▶ [Extracted entries]:
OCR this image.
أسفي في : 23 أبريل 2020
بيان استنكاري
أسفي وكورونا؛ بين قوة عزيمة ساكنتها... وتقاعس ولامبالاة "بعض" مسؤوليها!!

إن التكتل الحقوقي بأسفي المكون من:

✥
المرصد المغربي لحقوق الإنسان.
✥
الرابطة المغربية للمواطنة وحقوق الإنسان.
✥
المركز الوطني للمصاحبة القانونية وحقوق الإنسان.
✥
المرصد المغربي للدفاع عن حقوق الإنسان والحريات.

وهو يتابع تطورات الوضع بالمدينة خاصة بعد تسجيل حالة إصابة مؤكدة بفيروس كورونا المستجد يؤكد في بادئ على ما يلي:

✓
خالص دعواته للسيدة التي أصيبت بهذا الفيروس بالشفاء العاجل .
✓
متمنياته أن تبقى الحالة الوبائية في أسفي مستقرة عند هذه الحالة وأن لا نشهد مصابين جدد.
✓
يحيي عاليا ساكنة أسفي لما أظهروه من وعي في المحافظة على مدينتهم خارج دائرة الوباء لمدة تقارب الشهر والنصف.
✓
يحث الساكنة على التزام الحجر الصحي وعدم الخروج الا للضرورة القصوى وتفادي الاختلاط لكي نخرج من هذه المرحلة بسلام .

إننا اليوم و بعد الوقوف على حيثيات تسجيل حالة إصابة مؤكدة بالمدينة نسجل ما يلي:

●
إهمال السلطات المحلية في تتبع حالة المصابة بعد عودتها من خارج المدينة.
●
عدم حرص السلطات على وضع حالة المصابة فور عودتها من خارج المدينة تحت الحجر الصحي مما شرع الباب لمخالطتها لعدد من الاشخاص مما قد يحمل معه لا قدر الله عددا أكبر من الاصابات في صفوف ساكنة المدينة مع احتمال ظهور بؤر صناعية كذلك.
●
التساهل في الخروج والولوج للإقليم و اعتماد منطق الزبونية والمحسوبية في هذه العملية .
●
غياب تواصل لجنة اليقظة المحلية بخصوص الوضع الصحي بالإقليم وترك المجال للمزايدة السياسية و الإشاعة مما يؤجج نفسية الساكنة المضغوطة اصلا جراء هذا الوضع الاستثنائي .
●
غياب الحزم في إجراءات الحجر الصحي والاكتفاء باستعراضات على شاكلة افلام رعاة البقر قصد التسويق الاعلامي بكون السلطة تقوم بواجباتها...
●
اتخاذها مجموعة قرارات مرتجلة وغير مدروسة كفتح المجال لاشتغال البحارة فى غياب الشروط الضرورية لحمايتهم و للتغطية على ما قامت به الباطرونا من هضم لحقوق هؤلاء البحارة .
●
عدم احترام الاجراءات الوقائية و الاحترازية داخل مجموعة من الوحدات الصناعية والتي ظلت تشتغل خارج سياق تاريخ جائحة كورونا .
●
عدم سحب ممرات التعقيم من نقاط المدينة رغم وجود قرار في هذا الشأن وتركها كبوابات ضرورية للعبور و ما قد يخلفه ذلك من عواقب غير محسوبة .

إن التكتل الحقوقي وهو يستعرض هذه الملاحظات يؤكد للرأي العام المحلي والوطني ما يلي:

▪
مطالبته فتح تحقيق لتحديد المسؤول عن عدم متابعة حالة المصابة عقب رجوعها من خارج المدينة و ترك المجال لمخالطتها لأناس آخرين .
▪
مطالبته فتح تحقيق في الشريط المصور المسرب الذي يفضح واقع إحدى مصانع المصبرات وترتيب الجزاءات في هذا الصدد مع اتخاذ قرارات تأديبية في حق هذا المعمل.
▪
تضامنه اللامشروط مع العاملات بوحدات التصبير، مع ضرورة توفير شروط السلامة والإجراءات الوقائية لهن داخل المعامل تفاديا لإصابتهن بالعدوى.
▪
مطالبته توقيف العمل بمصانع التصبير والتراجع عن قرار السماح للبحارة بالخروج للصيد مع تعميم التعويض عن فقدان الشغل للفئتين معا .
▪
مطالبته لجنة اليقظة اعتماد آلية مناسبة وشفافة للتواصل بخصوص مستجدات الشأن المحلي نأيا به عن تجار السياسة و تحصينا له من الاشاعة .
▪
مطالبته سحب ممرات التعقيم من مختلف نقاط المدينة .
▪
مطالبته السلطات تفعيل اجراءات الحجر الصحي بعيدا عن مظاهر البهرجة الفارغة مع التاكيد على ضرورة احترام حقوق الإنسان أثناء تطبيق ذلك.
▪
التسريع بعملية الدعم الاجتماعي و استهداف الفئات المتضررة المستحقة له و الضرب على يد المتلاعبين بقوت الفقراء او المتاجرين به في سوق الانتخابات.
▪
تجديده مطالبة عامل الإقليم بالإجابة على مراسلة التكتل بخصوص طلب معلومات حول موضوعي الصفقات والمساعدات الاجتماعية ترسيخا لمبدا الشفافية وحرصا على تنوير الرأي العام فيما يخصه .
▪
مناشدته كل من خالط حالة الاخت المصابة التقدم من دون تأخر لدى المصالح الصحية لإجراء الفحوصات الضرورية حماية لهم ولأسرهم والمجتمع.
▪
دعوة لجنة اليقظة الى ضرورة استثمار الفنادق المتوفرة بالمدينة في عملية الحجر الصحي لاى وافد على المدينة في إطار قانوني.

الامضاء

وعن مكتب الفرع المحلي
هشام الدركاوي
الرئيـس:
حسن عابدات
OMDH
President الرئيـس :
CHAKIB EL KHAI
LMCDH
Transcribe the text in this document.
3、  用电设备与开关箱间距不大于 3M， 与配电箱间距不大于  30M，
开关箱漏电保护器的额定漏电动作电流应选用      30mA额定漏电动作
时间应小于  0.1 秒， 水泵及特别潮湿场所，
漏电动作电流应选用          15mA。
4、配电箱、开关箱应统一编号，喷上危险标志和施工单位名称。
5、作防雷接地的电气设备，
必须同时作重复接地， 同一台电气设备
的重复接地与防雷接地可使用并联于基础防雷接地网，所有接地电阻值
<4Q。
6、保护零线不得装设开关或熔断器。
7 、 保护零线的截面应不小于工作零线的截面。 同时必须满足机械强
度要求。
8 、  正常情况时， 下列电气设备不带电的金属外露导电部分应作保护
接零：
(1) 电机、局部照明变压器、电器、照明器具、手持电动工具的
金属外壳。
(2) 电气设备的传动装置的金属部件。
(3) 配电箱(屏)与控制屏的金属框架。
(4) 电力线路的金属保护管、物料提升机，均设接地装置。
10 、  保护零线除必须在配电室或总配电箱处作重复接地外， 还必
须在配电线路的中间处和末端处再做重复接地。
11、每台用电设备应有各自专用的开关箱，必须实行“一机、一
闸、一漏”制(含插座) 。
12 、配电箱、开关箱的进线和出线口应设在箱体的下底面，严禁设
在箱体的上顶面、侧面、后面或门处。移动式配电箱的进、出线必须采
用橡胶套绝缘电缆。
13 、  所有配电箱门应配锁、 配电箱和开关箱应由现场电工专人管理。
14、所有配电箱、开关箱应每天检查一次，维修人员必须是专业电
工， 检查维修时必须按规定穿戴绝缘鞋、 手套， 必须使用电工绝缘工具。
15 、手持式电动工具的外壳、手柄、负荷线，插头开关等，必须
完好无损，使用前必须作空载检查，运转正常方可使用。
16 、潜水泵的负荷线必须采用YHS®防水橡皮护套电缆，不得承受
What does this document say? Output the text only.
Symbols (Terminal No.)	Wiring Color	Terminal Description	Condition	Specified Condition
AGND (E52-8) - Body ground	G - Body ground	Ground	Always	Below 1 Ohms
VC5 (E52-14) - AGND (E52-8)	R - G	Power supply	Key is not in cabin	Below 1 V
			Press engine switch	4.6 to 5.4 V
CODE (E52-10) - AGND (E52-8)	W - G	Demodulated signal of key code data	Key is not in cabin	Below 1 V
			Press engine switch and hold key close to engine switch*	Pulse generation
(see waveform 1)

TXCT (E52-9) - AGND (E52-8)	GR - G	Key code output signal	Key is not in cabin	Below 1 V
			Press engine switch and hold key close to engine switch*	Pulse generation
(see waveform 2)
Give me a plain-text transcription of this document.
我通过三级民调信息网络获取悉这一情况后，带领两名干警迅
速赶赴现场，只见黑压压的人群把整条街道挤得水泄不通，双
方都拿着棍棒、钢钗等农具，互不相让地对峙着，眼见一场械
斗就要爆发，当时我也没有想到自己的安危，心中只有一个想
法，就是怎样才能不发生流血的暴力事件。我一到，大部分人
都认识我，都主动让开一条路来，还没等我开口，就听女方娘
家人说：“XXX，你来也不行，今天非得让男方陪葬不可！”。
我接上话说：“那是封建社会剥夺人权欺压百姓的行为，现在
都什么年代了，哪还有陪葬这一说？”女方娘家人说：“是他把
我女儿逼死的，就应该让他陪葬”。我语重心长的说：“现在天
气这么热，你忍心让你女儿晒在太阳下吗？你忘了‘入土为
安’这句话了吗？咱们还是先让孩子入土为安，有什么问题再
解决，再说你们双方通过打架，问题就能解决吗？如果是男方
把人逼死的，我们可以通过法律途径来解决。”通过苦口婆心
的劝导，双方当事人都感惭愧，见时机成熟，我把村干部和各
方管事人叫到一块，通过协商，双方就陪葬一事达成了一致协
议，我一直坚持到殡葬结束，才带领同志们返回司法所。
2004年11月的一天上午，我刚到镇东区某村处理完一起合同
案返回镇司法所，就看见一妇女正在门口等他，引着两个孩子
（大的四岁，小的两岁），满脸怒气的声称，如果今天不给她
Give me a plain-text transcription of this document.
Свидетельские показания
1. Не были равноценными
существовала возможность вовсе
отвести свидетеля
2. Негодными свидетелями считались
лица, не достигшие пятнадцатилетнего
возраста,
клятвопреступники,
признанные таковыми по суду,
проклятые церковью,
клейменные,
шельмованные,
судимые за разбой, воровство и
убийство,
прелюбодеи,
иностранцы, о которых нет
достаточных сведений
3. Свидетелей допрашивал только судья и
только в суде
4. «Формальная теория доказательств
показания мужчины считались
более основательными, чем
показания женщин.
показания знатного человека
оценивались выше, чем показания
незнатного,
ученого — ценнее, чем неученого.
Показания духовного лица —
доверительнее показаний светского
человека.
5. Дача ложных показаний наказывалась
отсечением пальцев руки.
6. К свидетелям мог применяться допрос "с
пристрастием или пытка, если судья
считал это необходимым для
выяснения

▶ [Objective]: Your answer should be a single number: the count of lines in the material above that contain "مطالبته".

▶ [Exercise solution]: 6